Dataset records:
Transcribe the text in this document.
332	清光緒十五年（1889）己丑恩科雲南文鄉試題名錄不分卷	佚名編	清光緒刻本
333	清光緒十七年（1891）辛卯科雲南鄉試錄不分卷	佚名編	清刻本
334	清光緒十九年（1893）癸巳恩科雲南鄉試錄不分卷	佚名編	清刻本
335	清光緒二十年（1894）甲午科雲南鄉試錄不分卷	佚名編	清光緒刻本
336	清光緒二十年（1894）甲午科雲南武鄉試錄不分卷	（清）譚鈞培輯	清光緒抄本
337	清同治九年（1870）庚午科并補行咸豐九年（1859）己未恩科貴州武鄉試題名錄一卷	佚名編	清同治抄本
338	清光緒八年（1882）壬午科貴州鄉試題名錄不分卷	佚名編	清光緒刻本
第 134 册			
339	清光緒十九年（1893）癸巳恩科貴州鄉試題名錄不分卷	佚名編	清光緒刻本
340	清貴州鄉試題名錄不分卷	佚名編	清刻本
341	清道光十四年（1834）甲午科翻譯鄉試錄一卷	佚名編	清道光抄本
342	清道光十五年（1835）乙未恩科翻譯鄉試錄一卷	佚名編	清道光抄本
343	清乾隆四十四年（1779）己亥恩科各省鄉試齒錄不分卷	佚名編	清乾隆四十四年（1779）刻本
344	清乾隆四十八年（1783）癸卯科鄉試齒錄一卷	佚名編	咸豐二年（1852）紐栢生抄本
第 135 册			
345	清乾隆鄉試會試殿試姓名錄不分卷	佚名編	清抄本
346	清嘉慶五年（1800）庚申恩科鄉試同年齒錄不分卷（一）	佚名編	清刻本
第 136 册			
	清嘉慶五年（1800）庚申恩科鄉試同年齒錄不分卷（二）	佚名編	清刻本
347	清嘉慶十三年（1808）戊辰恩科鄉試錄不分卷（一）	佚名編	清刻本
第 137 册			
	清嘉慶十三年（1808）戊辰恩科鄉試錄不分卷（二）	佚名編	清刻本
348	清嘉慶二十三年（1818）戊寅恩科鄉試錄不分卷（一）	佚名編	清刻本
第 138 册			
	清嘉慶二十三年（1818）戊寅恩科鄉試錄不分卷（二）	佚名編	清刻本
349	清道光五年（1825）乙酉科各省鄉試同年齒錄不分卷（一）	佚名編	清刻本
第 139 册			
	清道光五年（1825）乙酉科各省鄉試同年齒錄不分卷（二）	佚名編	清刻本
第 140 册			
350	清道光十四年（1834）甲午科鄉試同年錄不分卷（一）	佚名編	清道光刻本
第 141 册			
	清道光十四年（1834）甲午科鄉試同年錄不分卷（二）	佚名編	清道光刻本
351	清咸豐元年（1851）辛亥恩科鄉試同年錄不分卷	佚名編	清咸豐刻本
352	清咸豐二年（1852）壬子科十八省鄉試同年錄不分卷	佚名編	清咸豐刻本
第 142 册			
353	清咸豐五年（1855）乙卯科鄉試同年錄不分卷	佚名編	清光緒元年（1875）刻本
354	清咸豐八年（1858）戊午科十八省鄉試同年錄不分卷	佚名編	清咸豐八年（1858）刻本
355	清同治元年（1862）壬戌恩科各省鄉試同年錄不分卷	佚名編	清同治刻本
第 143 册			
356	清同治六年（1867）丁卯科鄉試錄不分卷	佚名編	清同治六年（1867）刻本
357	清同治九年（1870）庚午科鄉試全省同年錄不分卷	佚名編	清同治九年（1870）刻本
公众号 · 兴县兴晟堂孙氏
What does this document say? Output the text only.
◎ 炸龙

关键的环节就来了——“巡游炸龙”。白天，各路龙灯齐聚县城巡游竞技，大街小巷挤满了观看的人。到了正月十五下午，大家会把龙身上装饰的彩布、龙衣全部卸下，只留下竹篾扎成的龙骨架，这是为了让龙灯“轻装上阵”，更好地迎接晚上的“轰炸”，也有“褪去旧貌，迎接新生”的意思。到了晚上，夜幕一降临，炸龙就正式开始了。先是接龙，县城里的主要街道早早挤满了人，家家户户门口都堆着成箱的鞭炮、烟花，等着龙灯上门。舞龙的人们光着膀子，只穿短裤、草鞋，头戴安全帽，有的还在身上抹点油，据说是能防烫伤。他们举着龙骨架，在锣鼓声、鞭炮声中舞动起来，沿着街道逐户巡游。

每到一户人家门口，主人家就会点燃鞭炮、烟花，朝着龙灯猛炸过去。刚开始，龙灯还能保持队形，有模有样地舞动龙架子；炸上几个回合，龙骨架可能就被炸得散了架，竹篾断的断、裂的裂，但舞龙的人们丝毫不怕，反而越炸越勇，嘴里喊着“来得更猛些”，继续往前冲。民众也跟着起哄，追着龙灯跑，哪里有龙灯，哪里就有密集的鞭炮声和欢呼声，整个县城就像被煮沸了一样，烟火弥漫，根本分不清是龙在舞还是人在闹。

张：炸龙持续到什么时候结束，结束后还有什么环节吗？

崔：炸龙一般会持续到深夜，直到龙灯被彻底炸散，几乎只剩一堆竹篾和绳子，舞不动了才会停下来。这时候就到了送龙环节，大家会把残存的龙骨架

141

* _Work to be completed_
Copy every single line of the material above that holds "清光緒刻本".

* _Exercise result_
332	清光緒十五年（1889）己丑恩科雲南文鄉試題名錄不分卷	佚名編	清光緒刻本
335	清光緒二十年（1894）甲午科雲南鄉試錄不分卷	佚名編	清光緒刻本
338	清光緒八年（1882）壬午科貴州鄉試題名錄不分卷	佚名編	清光緒刻本
339	清光緒十九年（1893）癸巳恩科貴州鄉試題名錄不分卷	佚名編	清光緒刻本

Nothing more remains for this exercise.